Exercise task:
Images appear in the records below; leave them out and repeat everything else exactly.

Information provided:
_ _ _ _
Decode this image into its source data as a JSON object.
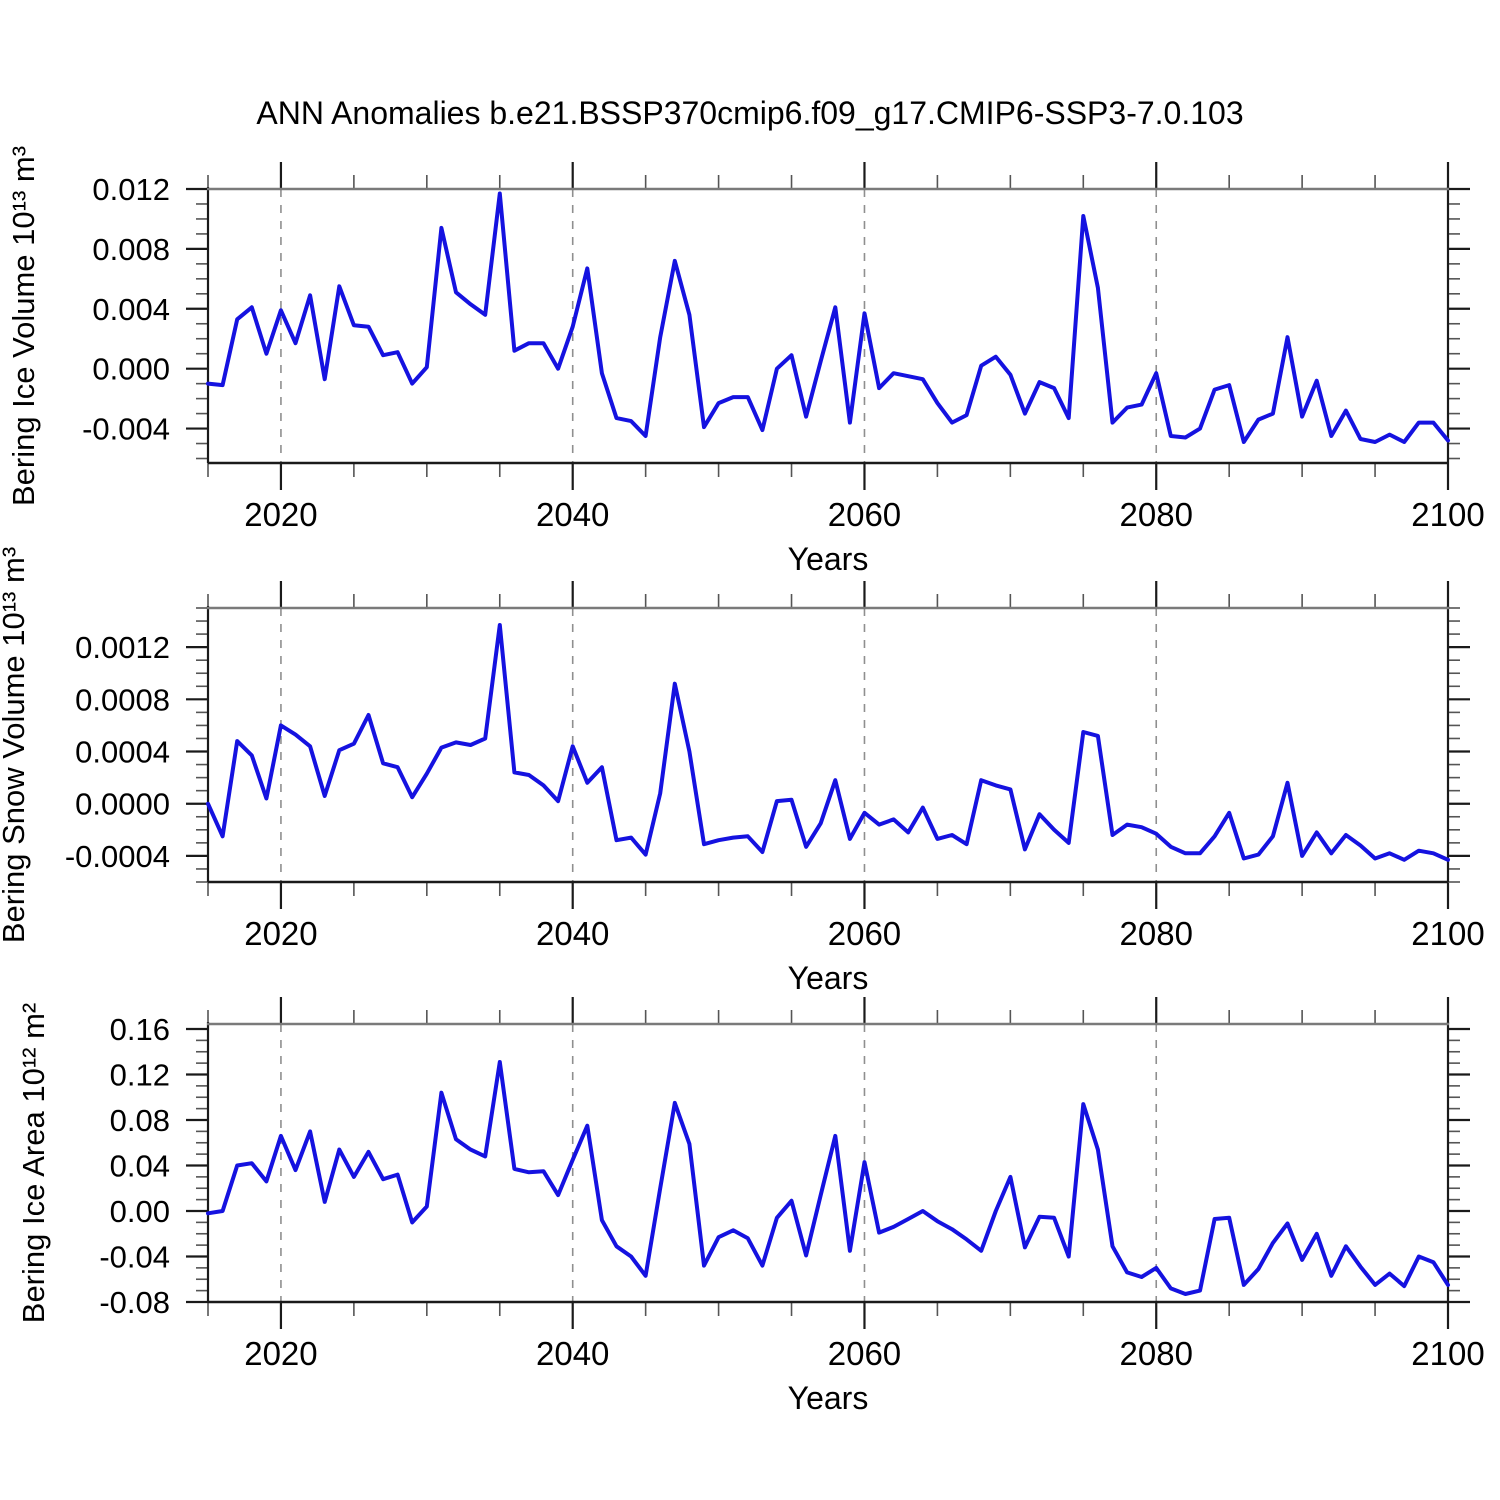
{
  "title": "ANN Anomalies b.e21.BSSP370cmip6.f09_g17.CMIP6-SSP3-7.0.103",
  "chart_data": {
    "type": "line",
    "title": "ANN Anomalies b.e21.BSSP370cmip6.f09_g17.CMIP6-SSP3-7.0.103",
    "xlabel": "Years",
    "xlim": [
      2015,
      2100
    ],
    "xticks": [
      2020,
      2040,
      2060,
      2080,
      2100
    ],
    "xtick_labels": [
      "2020",
      "2040",
      "2060",
      "2080",
      "2100"
    ],
    "x_minor_step": 5,
    "grid_years": [
      2020,
      2040,
      2060,
      2080
    ],
    "grid_style": "dashed",
    "legend": "none",
    "line_color": "#1512e0",
    "years": [
      2015,
      2016,
      2017,
      2018,
      2019,
      2020,
      2021,
      2022,
      2023,
      2024,
      2025,
      2026,
      2027,
      2028,
      2029,
      2030,
      2031,
      2032,
      2033,
      2034,
      2035,
      2036,
      2037,
      2038,
      2039,
      2040,
      2041,
      2042,
      2043,
      2044,
      2045,
      2046,
      2047,
      2048,
      2049,
      2050,
      2051,
      2052,
      2053,
      2054,
      2055,
      2056,
      2057,
      2058,
      2059,
      2060,
      2061,
      2062,
      2063,
      2064,
      2065,
      2066,
      2067,
      2068,
      2069,
      2070,
      2071,
      2072,
      2073,
      2074,
      2075,
      2076,
      2077,
      2078,
      2079,
      2080,
      2081,
      2082,
      2083,
      2084,
      2085,
      2086,
      2087,
      2088,
      2089,
      2090,
      2091,
      2092,
      2093,
      2094,
      2095,
      2096,
      2097,
      2098,
      2099,
      2100
    ],
    "panels": [
      {
        "name": "bering-ice-volume",
        "ylabel": "Bering Ice Volume 10¹³ m³",
        "ylim": [
          -0.0063,
          0.012
        ],
        "yticks": [
          -0.004,
          0,
          0.004,
          0.008,
          0.012
        ],
        "ytick_labels": [
          "-0.004",
          "0.000",
          "0.004",
          "0.008",
          "0.012"
        ],
        "y_minor_step": 0.001,
        "values": [
          -0.001,
          -0.0011,
          0.0033,
          0.0041,
          0.001,
          0.0039,
          0.0017,
          0.0049,
          -0.0007,
          0.0055,
          0.0029,
          0.0028,
          0.0009,
          0.0011,
          -0.001,
          0.0001,
          0.0094,
          0.0051,
          0.0043,
          0.0036,
          0.0117,
          0.0012,
          0.0017,
          0.0017,
          0.0,
          0.0028,
          0.0067,
          -0.0003,
          -0.0033,
          -0.0035,
          -0.0045,
          0.0021,
          0.0072,
          0.0036,
          -0.0039,
          -0.0023,
          -0.0019,
          -0.0019,
          -0.0041,
          0.0,
          0.0009,
          -0.0032,
          0.0005,
          0.0041,
          -0.0036,
          0.0037,
          -0.0013,
          -0.0003,
          -0.0005,
          -0.0007,
          -0.0023,
          -0.0036,
          -0.0031,
          0.0002,
          0.0008,
          -0.0004,
          -0.003,
          -0.0009,
          -0.0013,
          -0.0033,
          0.0102,
          0.0054,
          -0.0036,
          -0.0026,
          -0.0024,
          -0.0003,
          -0.0045,
          -0.0046,
          -0.004,
          -0.0014,
          -0.0011,
          -0.0049,
          -0.0034,
          -0.003,
          0.0021,
          -0.0032,
          -0.0008,
          -0.0045,
          -0.0028,
          -0.0047,
          -0.0049,
          -0.0044,
          -0.0049,
          -0.0036,
          -0.0036,
          -0.0048
        ]
      },
      {
        "name": "bering-snow-volume",
        "ylabel": "Bering Snow Volume 10¹³ m³",
        "ylim": [
          -0.0006,
          0.0015
        ],
        "yticks": [
          -0.0004,
          0,
          0.0004,
          0.0008,
          0.0012
        ],
        "ytick_labels": [
          "-0.0004",
          "0.0000",
          "0.0004",
          "0.0008",
          "0.0012"
        ],
        "y_minor_step": 0.0001,
        "values": [
          0.0,
          -0.00025,
          0.00048,
          0.00037,
          4e-05,
          0.0006,
          0.00053,
          0.00044,
          6e-05,
          0.00041,
          0.00046,
          0.00068,
          0.00031,
          0.00028,
          5e-05,
          0.00023,
          0.00043,
          0.00047,
          0.00045,
          0.0005,
          0.00137,
          0.00024,
          0.00022,
          0.00014,
          2e-05,
          0.00044,
          0.00016,
          0.00028,
          -0.00028,
          -0.00026,
          -0.00039,
          8e-05,
          0.00092,
          0.0004,
          -0.00031,
          -0.00028,
          -0.00026,
          -0.00025,
          -0.00037,
          2e-05,
          3e-05,
          -0.00033,
          -0.00015,
          0.00018,
          -0.00027,
          -7e-05,
          -0.00016,
          -0.00012,
          -0.00022,
          -3e-05,
          -0.00027,
          -0.00024,
          -0.00031,
          0.00018,
          0.00014,
          0.00011,
          -0.00035,
          -8e-05,
          -0.0002,
          -0.0003,
          0.00055,
          0.00052,
          -0.00024,
          -0.00016,
          -0.00018,
          -0.00023,
          -0.00033,
          -0.00038,
          -0.00038,
          -0.00025,
          -7e-05,
          -0.00042,
          -0.00039,
          -0.00025,
          0.00016,
          -0.0004,
          -0.00022,
          -0.00038,
          -0.00024,
          -0.00032,
          -0.00042,
          -0.00038,
          -0.00043,
          -0.00036,
          -0.00038,
          -0.00043
        ]
      },
      {
        "name": "bering-ice-area",
        "ylabel": "Bering Ice Area 10¹² m²",
        "ylim": [
          -0.08,
          0.1644
        ],
        "yticks": [
          -0.08,
          -0.04,
          0,
          0.04,
          0.08,
          0.12,
          0.16
        ],
        "ytick_labels": [
          "-0.08",
          "-0.04",
          "0.00",
          "0.04",
          "0.08",
          "0.12",
          "0.16"
        ],
        "y_minor_step": 0.01,
        "values": [
          -0.002,
          0.0,
          0.04,
          0.042,
          0.026,
          0.066,
          0.036,
          0.07,
          0.008,
          0.054,
          0.03,
          0.052,
          0.028,
          0.032,
          -0.01,
          0.004,
          0.104,
          0.063,
          0.054,
          0.048,
          0.131,
          0.037,
          0.034,
          0.035,
          0.014,
          0.045,
          0.075,
          -0.008,
          -0.031,
          -0.04,
          -0.057,
          0.02,
          0.095,
          0.059,
          -0.048,
          -0.023,
          -0.017,
          -0.024,
          -0.048,
          -0.006,
          0.009,
          -0.039,
          0.014,
          0.066,
          -0.035,
          0.043,
          -0.019,
          -0.014,
          -0.007,
          0.0,
          -0.009,
          -0.016,
          -0.025,
          -0.035,
          0.0,
          0.03,
          -0.032,
          -0.005,
          -0.006,
          -0.04,
          0.094,
          0.054,
          -0.031,
          -0.054,
          -0.058,
          -0.05,
          -0.068,
          -0.073,
          -0.07,
          -0.007,
          -0.006,
          -0.065,
          -0.051,
          -0.028,
          -0.011,
          -0.043,
          -0.02,
          -0.057,
          -0.031,
          -0.049,
          -0.065,
          -0.055,
          -0.066,
          -0.04,
          -0.045,
          -0.065
        ]
      }
    ]
  }
}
_ _ _ _
Task output:
Decode this image into its source data as a JSON object.
{
  "title": "ANN Anomalies b.e21.BSSP370cmip6.f09_g17.CMIP6-SSP3-7.0.103",
  "chart_data": {
    "type": "line",
    "title": "ANN Anomalies b.e21.BSSP370cmip6.f09_g17.CMIP6-SSP3-7.0.103",
    "xlabel": "Years",
    "xlim": [
      2015,
      2100
    ],
    "xticks": [
      2020,
      2040,
      2060,
      2080,
      2100
    ],
    "xtick_labels": [
      "2020",
      "2040",
      "2060",
      "2080",
      "2100"
    ],
    "x_minor_step": 5,
    "grid_years": [
      2020,
      2040,
      2060,
      2080
    ],
    "grid_style": "dashed",
    "legend": "none",
    "line_color": "#1512e0",
    "years": [
      2015,
      2016,
      2017,
      2018,
      2019,
      2020,
      2021,
      2022,
      2023,
      2024,
      2025,
      2026,
      2027,
      2028,
      2029,
      2030,
      2031,
      2032,
      2033,
      2034,
      2035,
      2036,
      2037,
      2038,
      2039,
      2040,
      2041,
      2042,
      2043,
      2044,
      2045,
      2046,
      2047,
      2048,
      2049,
      2050,
      2051,
      2052,
      2053,
      2054,
      2055,
      2056,
      2057,
      2058,
      2059,
      2060,
      2061,
      2062,
      2063,
      2064,
      2065,
      2066,
      2067,
      2068,
      2069,
      2070,
      2071,
      2072,
      2073,
      2074,
      2075,
      2076,
      2077,
      2078,
      2079,
      2080,
      2081,
      2082,
      2083,
      2084,
      2085,
      2086,
      2087,
      2088,
      2089,
      2090,
      2091,
      2092,
      2093,
      2094,
      2095,
      2096,
      2097,
      2098,
      2099,
      2100
    ],
    "panels": [
      {
        "name": "bering-ice-volume",
        "ylabel": "Bering Ice Volume 10¹³ m³",
        "ylim": [
          -0.0063,
          0.012
        ],
        "yticks": [
          -0.004,
          0,
          0.004,
          0.008,
          0.012
        ],
        "ytick_labels": [
          "-0.004",
          "0.000",
          "0.004",
          "0.008",
          "0.012"
        ],
        "y_minor_step": 0.001,
        "values": [
          -0.001,
          -0.0011,
          0.0033,
          0.0041,
          0.001,
          0.0039,
          0.0017,
          0.0049,
          -0.0007,
          0.0055,
          0.0029,
          0.0028,
          0.0009,
          0.0011,
          -0.001,
          0.0001,
          0.0094,
          0.0051,
          0.0043,
          0.0036,
          0.0117,
          0.0012,
          0.0017,
          0.0017,
          0.0,
          0.0028,
          0.0067,
          -0.0003,
          -0.0033,
          -0.0035,
          -0.0045,
          0.0021,
          0.0072,
          0.0036,
          -0.0039,
          -0.0023,
          -0.0019,
          -0.0019,
          -0.0041,
          0.0,
          0.0009,
          -0.0032,
          0.0005,
          0.0041,
          -0.0036,
          0.0037,
          -0.0013,
          -0.0003,
          -0.0005,
          -0.0007,
          -0.0023,
          -0.0036,
          -0.0031,
          0.0002,
          0.0008,
          -0.0004,
          -0.003,
          -0.0009,
          -0.0013,
          -0.0033,
          0.0102,
          0.0054,
          -0.0036,
          -0.0026,
          -0.0024,
          -0.0003,
          -0.0045,
          -0.0046,
          -0.004,
          -0.0014,
          -0.0011,
          -0.0049,
          -0.0034,
          -0.003,
          0.0021,
          -0.0032,
          -0.0008,
          -0.0045,
          -0.0028,
          -0.0047,
          -0.0049,
          -0.0044,
          -0.0049,
          -0.0036,
          -0.0036,
          -0.0048
        ]
      },
      {
        "name": "bering-snow-volume",
        "ylabel": "Bering Snow Volume 10¹³ m³",
        "ylim": [
          -0.0006,
          0.0015
        ],
        "yticks": [
          -0.0004,
          0,
          0.0004,
          0.0008,
          0.0012
        ],
        "ytick_labels": [
          "-0.0004",
          "0.0000",
          "0.0004",
          "0.0008",
          "0.0012"
        ],
        "y_minor_step": 0.0001,
        "values": [
          0.0,
          -0.00025,
          0.00048,
          0.00037,
          4e-05,
          0.0006,
          0.00053,
          0.00044,
          6e-05,
          0.00041,
          0.00046,
          0.00068,
          0.00031,
          0.00028,
          5e-05,
          0.00023,
          0.00043,
          0.00047,
          0.00045,
          0.0005,
          0.00137,
          0.00024,
          0.00022,
          0.00014,
          2e-05,
          0.00044,
          0.00016,
          0.00028,
          -0.00028,
          -0.00026,
          -0.00039,
          8e-05,
          0.00092,
          0.0004,
          -0.00031,
          -0.00028,
          -0.00026,
          -0.00025,
          -0.00037,
          2e-05,
          3e-05,
          -0.00033,
          -0.00015,
          0.00018,
          -0.00027,
          -7e-05,
          -0.00016,
          -0.00012,
          -0.00022,
          -3e-05,
          -0.00027,
          -0.00024,
          -0.00031,
          0.00018,
          0.00014,
          0.00011,
          -0.00035,
          -8e-05,
          -0.0002,
          -0.0003,
          0.00055,
          0.00052,
          -0.00024,
          -0.00016,
          -0.00018,
          -0.00023,
          -0.00033,
          -0.00038,
          -0.00038,
          -0.00025,
          -7e-05,
          -0.00042,
          -0.00039,
          -0.00025,
          0.00016,
          -0.0004,
          -0.00022,
          -0.00038,
          -0.00024,
          -0.00032,
          -0.00042,
          -0.00038,
          -0.00043,
          -0.00036,
          -0.00038,
          -0.00043
        ]
      },
      {
        "name": "bering-ice-area",
        "ylabel": "Bering Ice Area 10¹² m²",
        "ylim": [
          -0.08,
          0.1644
        ],
        "yticks": [
          -0.08,
          -0.04,
          0,
          0.04,
          0.08,
          0.12,
          0.16
        ],
        "ytick_labels": [
          "-0.08",
          "-0.04",
          "0.00",
          "0.04",
          "0.08",
          "0.12",
          "0.16"
        ],
        "y_minor_step": 0.01,
        "values": [
          -0.002,
          0.0,
          0.04,
          0.042,
          0.026,
          0.066,
          0.036,
          0.07,
          0.008,
          0.054,
          0.03,
          0.052,
          0.028,
          0.032,
          -0.01,
          0.004,
          0.104,
          0.063,
          0.054,
          0.048,
          0.131,
          0.037,
          0.034,
          0.035,
          0.014,
          0.045,
          0.075,
          -0.008,
          -0.031,
          -0.04,
          -0.057,
          0.02,
          0.095,
          0.059,
          -0.048,
          -0.023,
          -0.017,
          -0.024,
          -0.048,
          -0.006,
          0.009,
          -0.039,
          0.014,
          0.066,
          -0.035,
          0.043,
          -0.019,
          -0.014,
          -0.007,
          0.0,
          -0.009,
          -0.016,
          -0.025,
          -0.035,
          0.0,
          0.03,
          -0.032,
          -0.005,
          -0.006,
          -0.04,
          0.094,
          0.054,
          -0.031,
          -0.054,
          -0.058,
          -0.05,
          -0.068,
          -0.073,
          -0.07,
          -0.007,
          -0.006,
          -0.065,
          -0.051,
          -0.028,
          -0.011,
          -0.043,
          -0.02,
          -0.057,
          -0.031,
          -0.049,
          -0.065,
          -0.055,
          -0.066,
          -0.04,
          -0.045,
          -0.065
        ]
      }
    ]
  }
}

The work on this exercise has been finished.